# EXTRACT PROVIDED
%%

Re: [PATCH 2/2] acpi: apei: handle SEI notification type for ARMv8

From: James Morse
Date: Mon Mar 06 2017 - 05:01:47 EST


Hi Xie XiuQi,

On 03/03/17 10:39, Xie XiuQi wrote:
> ARM APEI extension proposal added SEI (asynchronous SError interrupt)
> notification type for ARMv8.
>
> Add a new GHES error source handling function for SEI. In firmware
> first mode, if an error source's notification type is SEI. Then GHES
> could parse and report the detail error information.

This patch doesn't apply to any upstream tree. Is this based on Tyler's larger
UEFI/ACPI update series? If so, please mention this in your cover letter, (Nit:
please include a cover letter when sending two or more patches!).

What happens if the SError Interrupt arrives while KVM was doing its work? We
set the HCR_EL2.AMO bit when running a guest, so KVM may receive these instead
of the host kernel.

%%

# PROVIDED MATERIAL
%%

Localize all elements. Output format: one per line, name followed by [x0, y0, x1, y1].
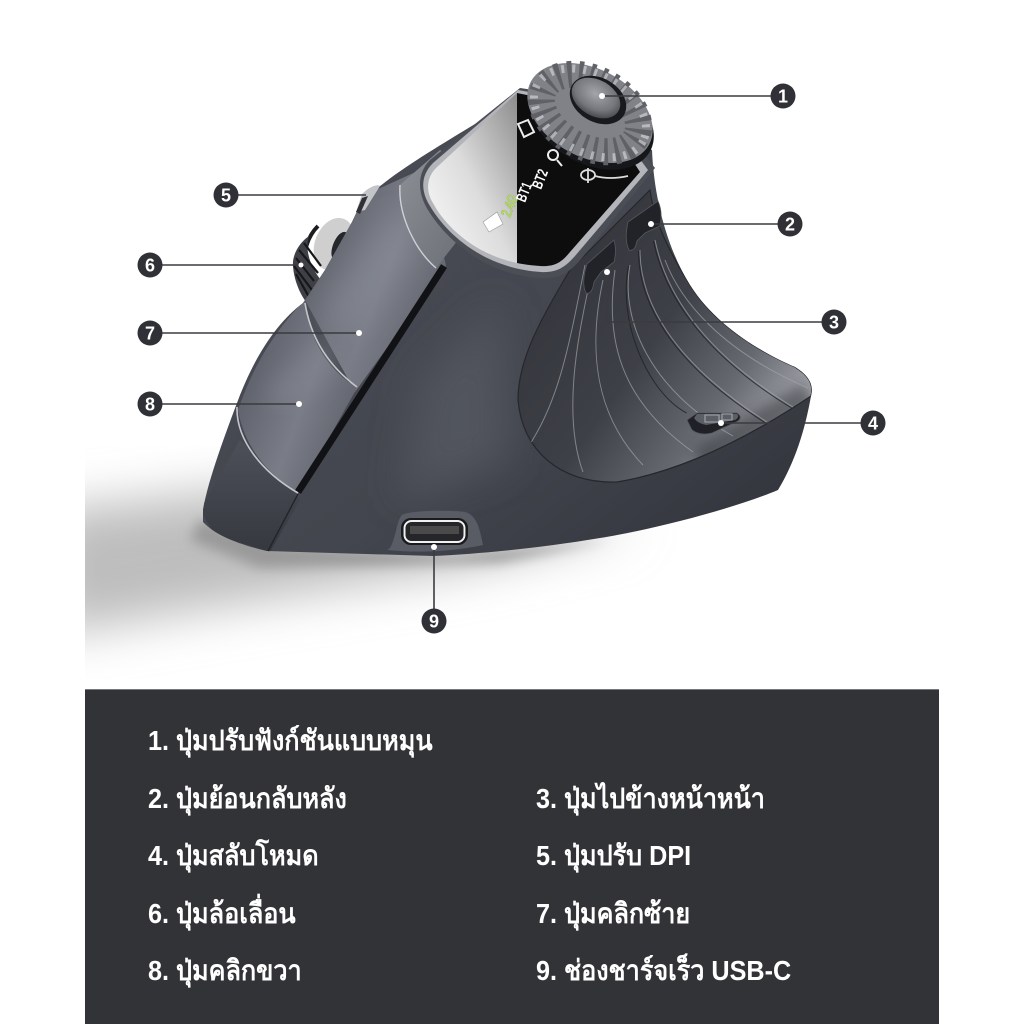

%%

Duplicate everything in the patch review email above, word for word, from "From: James Morse" down to "(asynchronous SError interrupt)".

From: James Morse
Date: Mon Mar 06 2017 - 05:01:47 EST


Hi Xie XiuQi,

On 03/03/17 10:39, Xie XiuQi wrote:
> ARM APEI extension proposal added SEI (asynchronous SError interrupt)